[Data to use start]

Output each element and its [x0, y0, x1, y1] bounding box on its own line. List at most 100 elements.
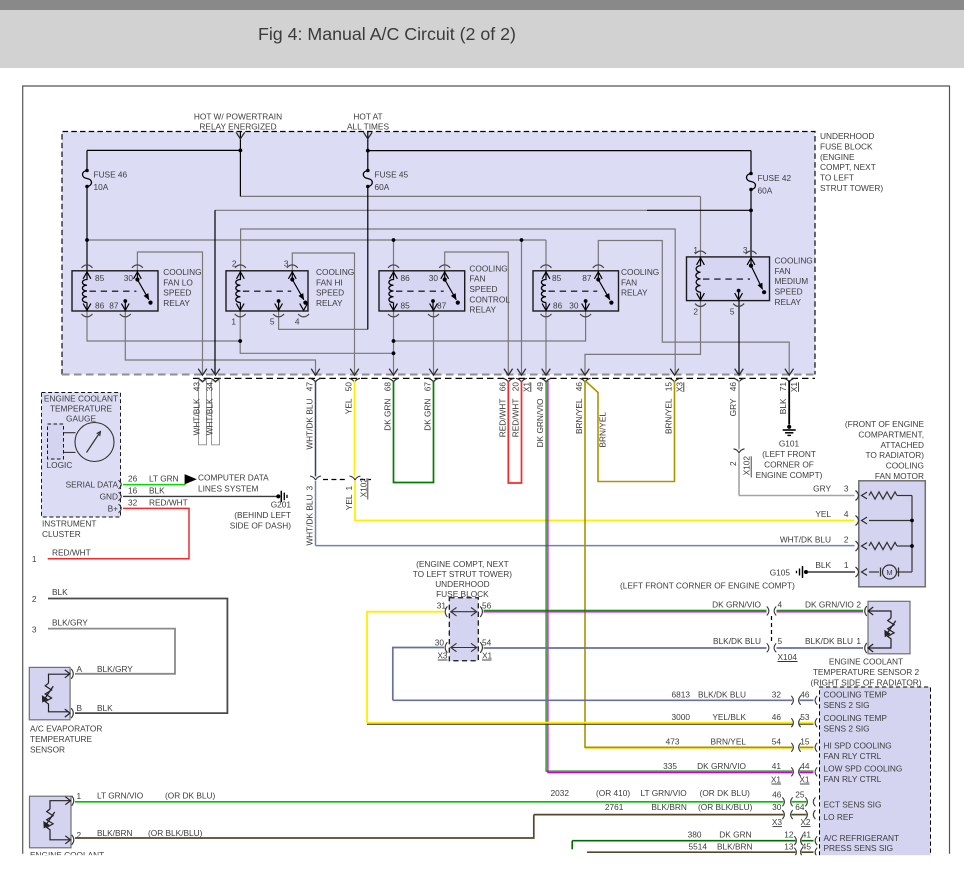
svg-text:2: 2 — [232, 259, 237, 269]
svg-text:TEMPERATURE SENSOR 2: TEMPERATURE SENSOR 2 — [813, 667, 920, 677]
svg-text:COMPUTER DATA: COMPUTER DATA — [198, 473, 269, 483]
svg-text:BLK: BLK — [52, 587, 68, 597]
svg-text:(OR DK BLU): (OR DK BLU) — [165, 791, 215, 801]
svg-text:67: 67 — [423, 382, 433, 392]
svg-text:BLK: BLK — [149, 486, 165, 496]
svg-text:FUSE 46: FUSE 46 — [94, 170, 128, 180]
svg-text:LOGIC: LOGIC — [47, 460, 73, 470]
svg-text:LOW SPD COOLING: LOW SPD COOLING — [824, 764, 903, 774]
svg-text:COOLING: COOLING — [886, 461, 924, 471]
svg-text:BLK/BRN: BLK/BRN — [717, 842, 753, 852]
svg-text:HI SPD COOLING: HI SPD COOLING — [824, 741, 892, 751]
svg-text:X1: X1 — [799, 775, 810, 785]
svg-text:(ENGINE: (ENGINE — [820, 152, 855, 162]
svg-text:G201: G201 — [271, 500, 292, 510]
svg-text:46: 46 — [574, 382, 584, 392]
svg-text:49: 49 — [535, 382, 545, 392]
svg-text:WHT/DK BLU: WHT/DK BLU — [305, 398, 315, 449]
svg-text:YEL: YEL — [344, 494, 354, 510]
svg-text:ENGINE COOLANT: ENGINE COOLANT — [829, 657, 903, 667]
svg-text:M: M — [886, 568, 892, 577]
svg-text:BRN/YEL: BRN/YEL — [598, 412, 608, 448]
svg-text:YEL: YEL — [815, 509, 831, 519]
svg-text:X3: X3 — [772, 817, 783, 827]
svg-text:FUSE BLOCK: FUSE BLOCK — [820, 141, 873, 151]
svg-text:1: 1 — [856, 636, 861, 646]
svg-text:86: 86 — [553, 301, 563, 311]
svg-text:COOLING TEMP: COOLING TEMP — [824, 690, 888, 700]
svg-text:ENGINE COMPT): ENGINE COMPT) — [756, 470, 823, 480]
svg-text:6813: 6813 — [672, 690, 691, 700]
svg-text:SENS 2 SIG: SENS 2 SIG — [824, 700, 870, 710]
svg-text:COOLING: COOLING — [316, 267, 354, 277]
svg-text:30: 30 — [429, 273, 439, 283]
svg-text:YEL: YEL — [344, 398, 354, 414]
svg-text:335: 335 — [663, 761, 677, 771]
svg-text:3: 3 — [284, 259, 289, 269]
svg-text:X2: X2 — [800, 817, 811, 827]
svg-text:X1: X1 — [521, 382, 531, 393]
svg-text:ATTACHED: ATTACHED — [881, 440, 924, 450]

[Data to use end]

Aim ::
Arrange the rows starting at the line containing "svg-text:2: 2 — [232, 259, 237, 269]" and ending at the line containing "svg-text:BLK: BLK — [149, 486, 165, 496]" as a JSON list of strings, with one string for each line and blank lines omitted.

Full response ::
[
  "svg-text:2: 2 — [232, 259, 237, 269]",
  "svg-text:TEMPERATURE SENSOR 2: TEMPERATURE SENSOR 2 — [813, 667, 920, 677]",
  "svg-text:COMPUTER DATA: COMPUTER DATA — [198, 473, 269, 483]",
  "svg-text:BLK: BLK — [52, 587, 68, 597]",
  "svg-text:(OR DK BLU): (OR DK BLU) — [165, 791, 215, 801]",
  "svg-text:67: 67 — [423, 382, 433, 392]",
  "svg-text:BLK: BLK — [149, 486, 165, 496]"
]